#### WRITTEN INSTRUCTION:
Show all lines of the listing that hold the word "content".
[start of LISTED RECORDS]
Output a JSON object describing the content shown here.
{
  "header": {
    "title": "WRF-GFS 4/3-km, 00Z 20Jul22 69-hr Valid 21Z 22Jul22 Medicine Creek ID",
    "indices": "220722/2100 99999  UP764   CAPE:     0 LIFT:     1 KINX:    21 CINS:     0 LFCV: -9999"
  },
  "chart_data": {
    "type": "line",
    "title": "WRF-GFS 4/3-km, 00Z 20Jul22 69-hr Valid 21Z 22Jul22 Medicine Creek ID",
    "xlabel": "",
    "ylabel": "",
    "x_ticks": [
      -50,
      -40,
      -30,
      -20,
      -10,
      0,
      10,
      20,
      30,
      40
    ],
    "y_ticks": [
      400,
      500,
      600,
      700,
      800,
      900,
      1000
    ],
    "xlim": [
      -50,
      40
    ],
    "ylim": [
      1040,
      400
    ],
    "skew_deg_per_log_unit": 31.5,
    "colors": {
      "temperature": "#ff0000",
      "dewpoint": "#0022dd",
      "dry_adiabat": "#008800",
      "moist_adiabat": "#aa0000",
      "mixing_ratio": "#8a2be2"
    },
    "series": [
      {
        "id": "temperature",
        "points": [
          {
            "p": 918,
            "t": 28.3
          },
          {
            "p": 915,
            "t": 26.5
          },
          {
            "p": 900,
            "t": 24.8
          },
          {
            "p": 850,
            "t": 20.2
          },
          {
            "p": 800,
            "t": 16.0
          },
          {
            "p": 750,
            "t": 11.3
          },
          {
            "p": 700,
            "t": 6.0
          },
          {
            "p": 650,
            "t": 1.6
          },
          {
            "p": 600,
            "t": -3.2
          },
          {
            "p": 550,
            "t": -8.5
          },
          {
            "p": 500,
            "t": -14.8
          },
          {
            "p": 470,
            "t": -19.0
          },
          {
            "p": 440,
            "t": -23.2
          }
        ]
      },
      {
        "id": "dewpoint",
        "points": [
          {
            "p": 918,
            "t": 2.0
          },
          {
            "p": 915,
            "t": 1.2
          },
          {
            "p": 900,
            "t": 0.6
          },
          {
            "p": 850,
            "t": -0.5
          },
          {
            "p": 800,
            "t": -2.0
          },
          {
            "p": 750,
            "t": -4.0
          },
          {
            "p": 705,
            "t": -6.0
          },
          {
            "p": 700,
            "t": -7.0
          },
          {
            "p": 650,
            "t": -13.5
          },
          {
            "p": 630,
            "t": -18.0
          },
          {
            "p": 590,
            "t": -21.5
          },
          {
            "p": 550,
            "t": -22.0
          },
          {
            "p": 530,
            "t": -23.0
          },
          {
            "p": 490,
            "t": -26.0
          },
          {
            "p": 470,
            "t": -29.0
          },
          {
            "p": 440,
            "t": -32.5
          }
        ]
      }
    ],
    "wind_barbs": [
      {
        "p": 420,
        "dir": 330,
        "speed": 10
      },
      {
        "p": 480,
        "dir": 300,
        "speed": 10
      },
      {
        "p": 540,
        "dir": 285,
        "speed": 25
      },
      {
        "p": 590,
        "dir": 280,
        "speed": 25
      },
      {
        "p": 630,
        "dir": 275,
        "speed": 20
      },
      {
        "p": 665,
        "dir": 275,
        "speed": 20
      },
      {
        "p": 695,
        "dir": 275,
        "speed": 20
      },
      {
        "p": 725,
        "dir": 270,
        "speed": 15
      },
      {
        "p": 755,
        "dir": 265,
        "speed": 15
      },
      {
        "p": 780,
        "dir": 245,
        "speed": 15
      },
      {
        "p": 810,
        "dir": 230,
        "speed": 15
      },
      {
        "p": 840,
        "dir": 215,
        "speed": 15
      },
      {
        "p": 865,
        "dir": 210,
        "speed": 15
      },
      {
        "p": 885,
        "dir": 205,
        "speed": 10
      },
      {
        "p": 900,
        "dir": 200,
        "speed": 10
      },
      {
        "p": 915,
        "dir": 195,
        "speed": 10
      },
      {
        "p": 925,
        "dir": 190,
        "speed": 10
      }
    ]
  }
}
[end of LISTED RECORDS]
[start of LISTED RECORDS]
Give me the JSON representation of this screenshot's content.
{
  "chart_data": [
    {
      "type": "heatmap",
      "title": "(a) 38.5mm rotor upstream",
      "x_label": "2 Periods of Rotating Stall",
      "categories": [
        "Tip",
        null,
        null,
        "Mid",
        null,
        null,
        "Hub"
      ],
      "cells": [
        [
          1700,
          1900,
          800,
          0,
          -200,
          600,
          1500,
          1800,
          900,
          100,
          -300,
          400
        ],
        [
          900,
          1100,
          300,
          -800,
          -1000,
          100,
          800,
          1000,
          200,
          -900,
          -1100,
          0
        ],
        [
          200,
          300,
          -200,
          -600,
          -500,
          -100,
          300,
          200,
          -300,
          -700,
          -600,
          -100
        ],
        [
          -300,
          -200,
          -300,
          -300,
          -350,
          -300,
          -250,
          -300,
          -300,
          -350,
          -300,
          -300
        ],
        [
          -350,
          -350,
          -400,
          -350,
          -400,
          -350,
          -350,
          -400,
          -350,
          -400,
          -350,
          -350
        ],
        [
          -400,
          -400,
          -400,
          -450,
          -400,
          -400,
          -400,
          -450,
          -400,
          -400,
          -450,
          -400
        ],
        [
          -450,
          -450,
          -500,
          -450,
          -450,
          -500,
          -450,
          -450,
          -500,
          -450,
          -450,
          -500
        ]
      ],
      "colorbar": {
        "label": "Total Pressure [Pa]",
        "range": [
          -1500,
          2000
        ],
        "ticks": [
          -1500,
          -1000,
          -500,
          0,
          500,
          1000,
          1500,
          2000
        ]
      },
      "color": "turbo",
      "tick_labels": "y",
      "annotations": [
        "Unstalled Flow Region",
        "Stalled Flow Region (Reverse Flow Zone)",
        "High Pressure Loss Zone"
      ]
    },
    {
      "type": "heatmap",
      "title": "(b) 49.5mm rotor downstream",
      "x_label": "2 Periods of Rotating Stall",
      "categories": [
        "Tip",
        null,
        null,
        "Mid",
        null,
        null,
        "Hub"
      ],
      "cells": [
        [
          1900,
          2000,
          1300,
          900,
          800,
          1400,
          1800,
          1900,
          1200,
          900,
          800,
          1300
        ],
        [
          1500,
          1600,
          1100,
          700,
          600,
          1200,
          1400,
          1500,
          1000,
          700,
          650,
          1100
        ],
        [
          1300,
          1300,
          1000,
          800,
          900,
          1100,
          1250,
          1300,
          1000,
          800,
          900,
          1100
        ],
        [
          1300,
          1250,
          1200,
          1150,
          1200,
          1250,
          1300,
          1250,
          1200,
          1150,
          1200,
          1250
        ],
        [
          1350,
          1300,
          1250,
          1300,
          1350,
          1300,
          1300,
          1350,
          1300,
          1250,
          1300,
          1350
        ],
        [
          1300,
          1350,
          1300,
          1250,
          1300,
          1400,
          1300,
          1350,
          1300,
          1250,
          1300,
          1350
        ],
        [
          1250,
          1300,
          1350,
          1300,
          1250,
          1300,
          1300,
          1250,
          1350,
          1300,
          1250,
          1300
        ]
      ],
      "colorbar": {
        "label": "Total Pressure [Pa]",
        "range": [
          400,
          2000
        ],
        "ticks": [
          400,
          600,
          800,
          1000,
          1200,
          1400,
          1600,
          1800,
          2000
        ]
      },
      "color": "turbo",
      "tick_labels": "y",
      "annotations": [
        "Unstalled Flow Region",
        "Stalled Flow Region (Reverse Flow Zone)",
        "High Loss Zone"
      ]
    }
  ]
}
[end of LISTED RECORDS]
#### THE SOLUTION:
Output a JSON object describing the content shown here.
Give me the JSON representation of this screenshot's content.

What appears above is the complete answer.